(Dataset records)
■ ■ ■ ■ ■ ■ ■

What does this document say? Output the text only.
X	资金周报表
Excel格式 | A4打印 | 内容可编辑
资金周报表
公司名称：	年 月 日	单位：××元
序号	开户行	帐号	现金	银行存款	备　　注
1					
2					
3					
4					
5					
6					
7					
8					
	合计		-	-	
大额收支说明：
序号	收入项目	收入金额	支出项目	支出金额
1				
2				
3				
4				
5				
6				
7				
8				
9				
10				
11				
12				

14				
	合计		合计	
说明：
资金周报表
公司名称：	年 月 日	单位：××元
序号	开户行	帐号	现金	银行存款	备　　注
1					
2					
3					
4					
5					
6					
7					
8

■ ■ ■ ■ ■ ■ ■

#### GIVEN REQUEST
Write out all the data again, exactly as it appears.

#### SOLVED PROBLEM
What does this document say? Output the text only.
X	资金周报表
Excel格式 | A4打印 | 内容可编辑
资金周报表
公司名称：	年 月 日	单位：××元
序号	开户行	帐号	现金	银行存款	备　　注
1					
2					
3					
4					
5					
6					
7					
8					
	合计		-	-	
大额收支说明：
序号	收入项目	收入金额	支出项目	支出金额
1				
2				
3				
4				
5				
6				
7				
8				
9				
10				
11				
12				

14				
	合计		合计	
说明：
资金周报表
公司名称：	年 月 日	单位：××元
序号	开户行	帐号	现金	银行存款	备　　注
1					
2					
3					
4					
5					
6					
7					
8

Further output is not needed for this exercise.